▼▼▼

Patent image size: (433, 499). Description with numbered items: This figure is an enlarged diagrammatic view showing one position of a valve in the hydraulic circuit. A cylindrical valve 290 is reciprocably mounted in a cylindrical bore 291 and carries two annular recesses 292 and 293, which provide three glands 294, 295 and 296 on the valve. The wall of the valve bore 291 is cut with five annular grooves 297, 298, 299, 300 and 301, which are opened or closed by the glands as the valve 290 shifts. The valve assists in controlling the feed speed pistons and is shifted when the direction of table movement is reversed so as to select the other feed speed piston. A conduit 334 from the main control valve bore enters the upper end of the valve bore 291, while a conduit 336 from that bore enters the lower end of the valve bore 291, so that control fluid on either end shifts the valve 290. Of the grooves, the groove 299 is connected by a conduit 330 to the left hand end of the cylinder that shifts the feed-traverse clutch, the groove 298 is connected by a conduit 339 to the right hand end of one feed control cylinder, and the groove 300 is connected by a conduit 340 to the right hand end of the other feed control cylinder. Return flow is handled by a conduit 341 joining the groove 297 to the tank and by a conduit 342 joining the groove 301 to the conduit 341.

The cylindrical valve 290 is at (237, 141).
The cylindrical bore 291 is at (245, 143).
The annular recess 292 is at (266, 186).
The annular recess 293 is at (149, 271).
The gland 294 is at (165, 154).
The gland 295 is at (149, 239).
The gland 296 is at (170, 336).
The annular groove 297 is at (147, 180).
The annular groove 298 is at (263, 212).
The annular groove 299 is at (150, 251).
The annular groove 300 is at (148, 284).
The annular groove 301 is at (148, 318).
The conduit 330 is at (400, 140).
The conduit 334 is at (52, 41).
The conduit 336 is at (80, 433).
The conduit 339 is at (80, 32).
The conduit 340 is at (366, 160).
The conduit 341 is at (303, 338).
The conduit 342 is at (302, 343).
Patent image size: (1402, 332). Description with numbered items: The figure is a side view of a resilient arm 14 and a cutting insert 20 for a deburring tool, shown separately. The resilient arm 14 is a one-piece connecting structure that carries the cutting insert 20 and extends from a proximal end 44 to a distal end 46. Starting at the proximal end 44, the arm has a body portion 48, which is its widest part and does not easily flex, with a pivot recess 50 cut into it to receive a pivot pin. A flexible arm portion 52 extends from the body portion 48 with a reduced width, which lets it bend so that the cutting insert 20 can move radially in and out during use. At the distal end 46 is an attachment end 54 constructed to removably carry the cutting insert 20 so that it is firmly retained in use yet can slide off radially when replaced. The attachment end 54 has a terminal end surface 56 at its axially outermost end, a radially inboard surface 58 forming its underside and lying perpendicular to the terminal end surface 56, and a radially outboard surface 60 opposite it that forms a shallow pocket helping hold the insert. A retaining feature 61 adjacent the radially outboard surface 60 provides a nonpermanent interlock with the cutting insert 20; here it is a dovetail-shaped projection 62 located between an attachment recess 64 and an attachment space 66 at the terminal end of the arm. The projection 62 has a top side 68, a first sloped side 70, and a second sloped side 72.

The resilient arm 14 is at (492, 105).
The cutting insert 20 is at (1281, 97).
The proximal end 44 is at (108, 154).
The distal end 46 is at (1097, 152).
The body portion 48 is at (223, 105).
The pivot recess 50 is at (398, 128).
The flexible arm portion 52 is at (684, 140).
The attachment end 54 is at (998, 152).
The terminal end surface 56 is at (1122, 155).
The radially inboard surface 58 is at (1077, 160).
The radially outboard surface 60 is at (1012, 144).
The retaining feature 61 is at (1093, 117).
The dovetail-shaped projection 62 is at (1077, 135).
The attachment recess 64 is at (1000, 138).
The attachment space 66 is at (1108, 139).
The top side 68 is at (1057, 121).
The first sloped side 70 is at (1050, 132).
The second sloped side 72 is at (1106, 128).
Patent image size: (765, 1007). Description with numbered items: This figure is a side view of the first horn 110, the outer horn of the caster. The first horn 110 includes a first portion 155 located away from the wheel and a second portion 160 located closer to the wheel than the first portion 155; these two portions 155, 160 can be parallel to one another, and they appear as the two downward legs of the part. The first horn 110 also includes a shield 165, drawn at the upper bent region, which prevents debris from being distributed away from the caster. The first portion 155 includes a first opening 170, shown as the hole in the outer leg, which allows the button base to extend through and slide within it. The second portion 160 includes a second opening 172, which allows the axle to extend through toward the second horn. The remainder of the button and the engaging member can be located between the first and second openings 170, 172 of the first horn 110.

▲▲▲

Task to complete
Retype the items above from the first line through the line containing "The annular groove 297 is at (147, 180).", including that line.

Reply to the task
Patent image size: (433, 499). Description with numbered items: This figure is an enlarged diagrammatic view showing one position of a valve in the hydraulic circuit. A cylindrical valve 290 is reciprocably mounted in a cylindrical bore 291 and carries two annular recesses 292 and 293, which provide three glands 294, 295 and 296 on the valve. The wall of the valve bore 291 is cut with five annular grooves 297, 298, 299, 300 and 301, which are opened or closed by the glands as the valve 290 shifts. The valve assists in controlling the feed speed pistons and is shifted when the direction of table movement is reversed so as to select the other feed speed piston. A conduit 334 from the main control valve bore enters the upper end of the valve bore 291, while a conduit 336 from that bore enters the lower end of the valve bore 291, so that control fluid on either end shifts the valve 290. Of the grooves, the groove 299 is connected by a conduit 330 to the left hand end of the cylinder that shifts the feed-traverse clutch, the groove 298 is connected by a conduit 339 to the right hand end of one feed control cylinder, and the groove 300 is connected by a conduit 340 to the right hand end of the other feed control cylinder. Return flow is handled by a conduit 341 joining the groove 297 to the tank and by a conduit 342 joining the groove 301 to the conduit 341.

The cylindrical valve 290 is at (237, 141).
The cylindrical bore 291 is at (245, 143).
The annular recess 292 is at (266, 186).
The annular recess 293 is at (149, 271).
The gland 294 is at (165, 154).
The gland 295 is at (149, 239).
The gland 296 is at (170, 336).
The annular groove 297 is at (147, 180).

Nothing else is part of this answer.